I told myself that when I started this “blog”, I would write something every month. That didn’t last. Then I was content with writing something every few months. Eventually that became one annual post reflecting on the past year. And then I thought I might renew my efforts at writing something every month as a New’s Years Resolution, but I decided against that. Finally I decided I’d do something very unlike me, I’d own up to the truth and then drop the mic (or just put it back on its stand and slink off to the shadows were I belong).

You see, I’m a creature of habit (as most humans are), but one particularly bad habit I have formed in my adult years is the Irish Goodbye. This refers to leaving a social gathering without letting anyone know or saying your farewells. Initially I told myself I did this because I hated goodbyes and generally I knew I’d see those people in the near future. But eventually I realized I just didn’t care to adhere to the social expectation that is saying goodbye. Yet selfishly, I make an effort to send everyone off with a farewell if I am hosting, or in a position of importance. And truthfully, it’s not fair. You see, I was actually thinking about letting this blog go, just let it sink into the endless waves of the internet’s information. But I realized I can’t do that, because I value this space too much. It has given me freedom to vent my thoughts, and sometimes my feelings, and allows those close to me opportunity to see into my otherwise hard to read mind. So as per my more recent routine, I felt an update is in order.

SUPPLIED MATERIAL:

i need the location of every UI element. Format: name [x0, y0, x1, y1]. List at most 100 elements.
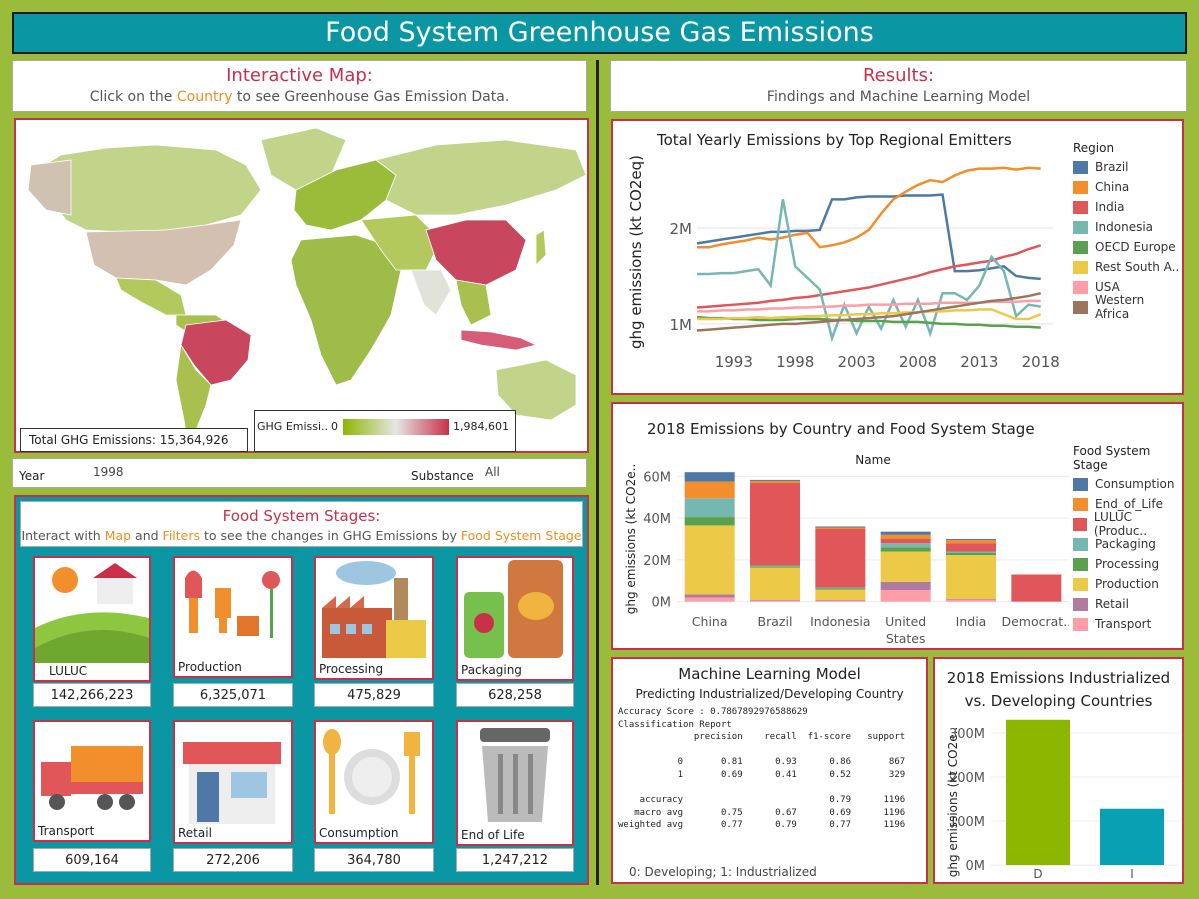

SET OF TASKS:
(1) From the blog post, write out the portion from "I told myself that" up to and including "were I belong).".
(2) Extend the blog post about keeping up with writing by adding the next part after its final sentence.

TASK ANSWERS:
(1)
I told myself that when I started this “blog”, I would write something every month. That didn’t last. Then I was content with writing something every few months. Eventually that became one annual post reflecting on the past year. And then I thought I might renew my efforts at writing something every month as a New’s Years Resolution, but I decided against that. Finally I decided I’d do something very unlike me, I’d own up to the truth and then drop the mic (or just put it back on its stand and slink off to the shadows were I belong).

(2)
I’m not really sure how to start off reflecting on my 2016. I mean, a lot changed for me. Perhaps the biggest change was through the Transition to Teaching program. As I strove to obtain my teaching license, I had to “grow up” even more. Along the way I made some pretty dumb decisions, quit a good job to pursue a career in education, made many new friends and lost touch with some old, and watched friends and family get married. And by the time I finished with my student teaching in December, I felt like a totally different person, or at least with my place and direction in life. So many things were now open-ended I got lost in analyzing and imagining the possibilities. This, truth be told, is rarely a good thing for me. Having too much time on my hands to think usually leads to deep moods of melancholy and doubt, and honestly almost brought me here much, much sooner than I eventually arrived. And one reoccurring thought, that I oh so desperately wish to talk about, brought me here. But the truth is, I’m still too scared to be open about it. At least not publicly. I can say that if someone close to me asked what was on my mind considering the state of my romantic life, they’d get an earful. But maybe that’s really why I’m not pulling an Irish Goodbye this time, because I really just want someone to acknowledge me and ask me some genuinely direct questions. So you know what, if you have a personal relationship with me, ask me anything. You know where to find me.

 

S.D.G.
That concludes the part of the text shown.